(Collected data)
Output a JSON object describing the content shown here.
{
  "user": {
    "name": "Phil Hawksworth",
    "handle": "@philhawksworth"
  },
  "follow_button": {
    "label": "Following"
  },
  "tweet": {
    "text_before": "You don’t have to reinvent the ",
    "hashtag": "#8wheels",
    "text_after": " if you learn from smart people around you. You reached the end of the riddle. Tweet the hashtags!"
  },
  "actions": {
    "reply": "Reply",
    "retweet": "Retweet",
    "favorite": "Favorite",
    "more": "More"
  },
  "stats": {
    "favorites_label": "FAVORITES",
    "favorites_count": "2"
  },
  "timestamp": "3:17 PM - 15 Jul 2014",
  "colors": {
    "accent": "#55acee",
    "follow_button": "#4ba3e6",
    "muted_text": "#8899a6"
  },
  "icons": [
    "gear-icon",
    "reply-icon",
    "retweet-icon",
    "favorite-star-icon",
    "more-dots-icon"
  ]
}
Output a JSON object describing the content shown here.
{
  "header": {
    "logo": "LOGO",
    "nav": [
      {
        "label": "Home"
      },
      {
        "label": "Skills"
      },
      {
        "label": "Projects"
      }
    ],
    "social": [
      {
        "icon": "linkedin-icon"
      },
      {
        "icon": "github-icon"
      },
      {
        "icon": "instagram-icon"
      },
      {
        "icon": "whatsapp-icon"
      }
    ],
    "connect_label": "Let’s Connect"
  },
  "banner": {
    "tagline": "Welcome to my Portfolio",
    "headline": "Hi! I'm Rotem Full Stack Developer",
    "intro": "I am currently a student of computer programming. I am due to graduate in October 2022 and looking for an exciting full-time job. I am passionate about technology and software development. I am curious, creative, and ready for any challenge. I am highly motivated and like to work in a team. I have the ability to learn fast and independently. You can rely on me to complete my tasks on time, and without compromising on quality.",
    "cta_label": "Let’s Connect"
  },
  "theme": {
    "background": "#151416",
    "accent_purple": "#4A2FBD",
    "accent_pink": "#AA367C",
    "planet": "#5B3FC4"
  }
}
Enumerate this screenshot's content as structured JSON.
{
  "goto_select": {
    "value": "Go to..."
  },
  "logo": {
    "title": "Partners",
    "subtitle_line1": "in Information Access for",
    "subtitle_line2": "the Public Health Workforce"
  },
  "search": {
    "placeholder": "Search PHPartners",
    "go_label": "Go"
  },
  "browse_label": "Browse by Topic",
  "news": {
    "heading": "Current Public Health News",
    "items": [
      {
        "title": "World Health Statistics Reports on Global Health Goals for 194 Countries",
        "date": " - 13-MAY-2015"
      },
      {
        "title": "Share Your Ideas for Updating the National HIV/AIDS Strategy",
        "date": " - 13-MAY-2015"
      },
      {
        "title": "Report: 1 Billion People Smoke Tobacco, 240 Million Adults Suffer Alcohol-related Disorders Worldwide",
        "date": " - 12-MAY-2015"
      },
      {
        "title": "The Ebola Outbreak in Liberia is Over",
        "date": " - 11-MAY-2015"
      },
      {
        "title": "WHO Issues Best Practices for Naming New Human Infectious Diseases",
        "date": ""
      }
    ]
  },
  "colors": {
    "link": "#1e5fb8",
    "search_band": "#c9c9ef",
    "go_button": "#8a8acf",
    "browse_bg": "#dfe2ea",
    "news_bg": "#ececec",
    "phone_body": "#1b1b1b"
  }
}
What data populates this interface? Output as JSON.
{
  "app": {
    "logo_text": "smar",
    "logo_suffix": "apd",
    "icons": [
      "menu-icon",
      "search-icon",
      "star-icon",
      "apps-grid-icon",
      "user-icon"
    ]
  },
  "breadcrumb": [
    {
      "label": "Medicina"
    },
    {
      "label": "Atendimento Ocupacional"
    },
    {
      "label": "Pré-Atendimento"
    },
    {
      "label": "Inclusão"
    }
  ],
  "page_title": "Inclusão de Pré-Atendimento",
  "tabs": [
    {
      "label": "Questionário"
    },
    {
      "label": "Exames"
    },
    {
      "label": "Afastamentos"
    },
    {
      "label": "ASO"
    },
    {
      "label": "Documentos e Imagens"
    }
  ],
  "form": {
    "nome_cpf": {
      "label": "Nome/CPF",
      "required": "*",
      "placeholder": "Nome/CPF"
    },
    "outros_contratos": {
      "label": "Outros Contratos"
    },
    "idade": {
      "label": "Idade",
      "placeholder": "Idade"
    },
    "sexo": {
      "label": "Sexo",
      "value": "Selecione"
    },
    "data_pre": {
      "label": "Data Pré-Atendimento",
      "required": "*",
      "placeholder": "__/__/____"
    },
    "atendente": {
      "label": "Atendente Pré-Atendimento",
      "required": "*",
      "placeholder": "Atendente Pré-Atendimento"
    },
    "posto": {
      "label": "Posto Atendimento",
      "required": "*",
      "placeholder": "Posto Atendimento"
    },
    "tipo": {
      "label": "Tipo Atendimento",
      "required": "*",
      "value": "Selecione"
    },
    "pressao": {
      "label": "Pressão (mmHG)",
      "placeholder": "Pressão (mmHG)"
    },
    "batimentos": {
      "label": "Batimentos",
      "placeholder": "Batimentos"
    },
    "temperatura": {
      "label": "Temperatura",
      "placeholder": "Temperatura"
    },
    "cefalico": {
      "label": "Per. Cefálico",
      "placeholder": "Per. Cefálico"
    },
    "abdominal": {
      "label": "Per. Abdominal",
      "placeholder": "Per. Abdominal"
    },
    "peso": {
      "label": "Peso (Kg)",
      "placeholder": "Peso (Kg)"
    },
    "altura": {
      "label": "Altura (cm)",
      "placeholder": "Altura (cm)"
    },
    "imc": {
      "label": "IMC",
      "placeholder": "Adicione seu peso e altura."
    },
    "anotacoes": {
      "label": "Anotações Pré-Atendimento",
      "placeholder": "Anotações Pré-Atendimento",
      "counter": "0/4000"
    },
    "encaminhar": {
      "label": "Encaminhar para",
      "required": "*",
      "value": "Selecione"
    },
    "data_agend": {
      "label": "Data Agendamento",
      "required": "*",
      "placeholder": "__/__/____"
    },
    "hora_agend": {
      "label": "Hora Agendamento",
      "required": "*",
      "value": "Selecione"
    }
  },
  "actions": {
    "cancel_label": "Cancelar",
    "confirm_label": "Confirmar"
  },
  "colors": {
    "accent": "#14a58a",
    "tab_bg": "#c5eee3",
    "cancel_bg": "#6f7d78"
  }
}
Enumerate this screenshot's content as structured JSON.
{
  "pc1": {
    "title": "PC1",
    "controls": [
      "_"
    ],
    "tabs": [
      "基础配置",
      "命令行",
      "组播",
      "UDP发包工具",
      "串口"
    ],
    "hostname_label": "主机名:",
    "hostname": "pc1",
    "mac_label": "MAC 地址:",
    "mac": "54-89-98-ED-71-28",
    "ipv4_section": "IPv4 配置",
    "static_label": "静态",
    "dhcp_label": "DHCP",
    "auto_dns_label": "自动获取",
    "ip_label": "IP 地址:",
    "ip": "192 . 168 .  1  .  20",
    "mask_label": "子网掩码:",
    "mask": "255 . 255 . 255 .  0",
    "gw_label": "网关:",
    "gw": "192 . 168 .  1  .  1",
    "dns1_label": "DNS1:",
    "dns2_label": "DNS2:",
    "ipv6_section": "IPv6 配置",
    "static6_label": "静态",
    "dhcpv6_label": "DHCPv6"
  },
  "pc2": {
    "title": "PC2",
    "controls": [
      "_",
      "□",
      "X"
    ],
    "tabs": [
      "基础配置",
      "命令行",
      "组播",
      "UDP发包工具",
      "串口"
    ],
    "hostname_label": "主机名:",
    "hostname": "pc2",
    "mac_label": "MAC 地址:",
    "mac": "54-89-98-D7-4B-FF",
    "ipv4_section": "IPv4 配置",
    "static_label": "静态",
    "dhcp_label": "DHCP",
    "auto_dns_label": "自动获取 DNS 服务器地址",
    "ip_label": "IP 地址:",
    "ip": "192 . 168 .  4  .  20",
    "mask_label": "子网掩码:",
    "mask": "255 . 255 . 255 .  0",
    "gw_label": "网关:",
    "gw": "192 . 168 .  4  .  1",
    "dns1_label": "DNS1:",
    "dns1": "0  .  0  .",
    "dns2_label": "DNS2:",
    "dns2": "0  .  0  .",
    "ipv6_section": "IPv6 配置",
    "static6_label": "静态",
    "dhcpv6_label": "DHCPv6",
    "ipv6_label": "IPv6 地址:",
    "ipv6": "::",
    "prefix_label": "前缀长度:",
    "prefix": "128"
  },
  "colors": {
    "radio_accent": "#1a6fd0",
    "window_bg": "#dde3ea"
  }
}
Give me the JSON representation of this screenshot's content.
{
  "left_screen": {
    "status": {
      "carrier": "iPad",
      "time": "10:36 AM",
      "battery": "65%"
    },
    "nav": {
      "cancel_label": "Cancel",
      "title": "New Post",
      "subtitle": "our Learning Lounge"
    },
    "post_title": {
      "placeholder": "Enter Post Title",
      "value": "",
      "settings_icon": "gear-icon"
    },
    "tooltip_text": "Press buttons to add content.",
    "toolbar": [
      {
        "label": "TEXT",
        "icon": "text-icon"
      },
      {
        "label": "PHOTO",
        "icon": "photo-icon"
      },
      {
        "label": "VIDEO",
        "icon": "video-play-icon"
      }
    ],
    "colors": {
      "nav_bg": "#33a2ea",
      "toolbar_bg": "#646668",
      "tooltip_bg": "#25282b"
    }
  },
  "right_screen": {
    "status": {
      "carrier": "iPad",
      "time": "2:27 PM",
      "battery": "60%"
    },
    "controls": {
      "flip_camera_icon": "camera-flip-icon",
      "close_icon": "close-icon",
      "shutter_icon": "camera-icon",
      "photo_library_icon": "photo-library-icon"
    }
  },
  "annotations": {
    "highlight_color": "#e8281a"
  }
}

GIVEN REQUEST: Search the data for "date". Copy every line that has it.

OUTPUT FOR THIS EXERCISE:
        "date": " - 13-MAY-2015"
        "date": " - 13-MAY-2015"
        "date": " - 12-MAY-2015"
        "date": " - 11-MAY-2015"
        "date": ""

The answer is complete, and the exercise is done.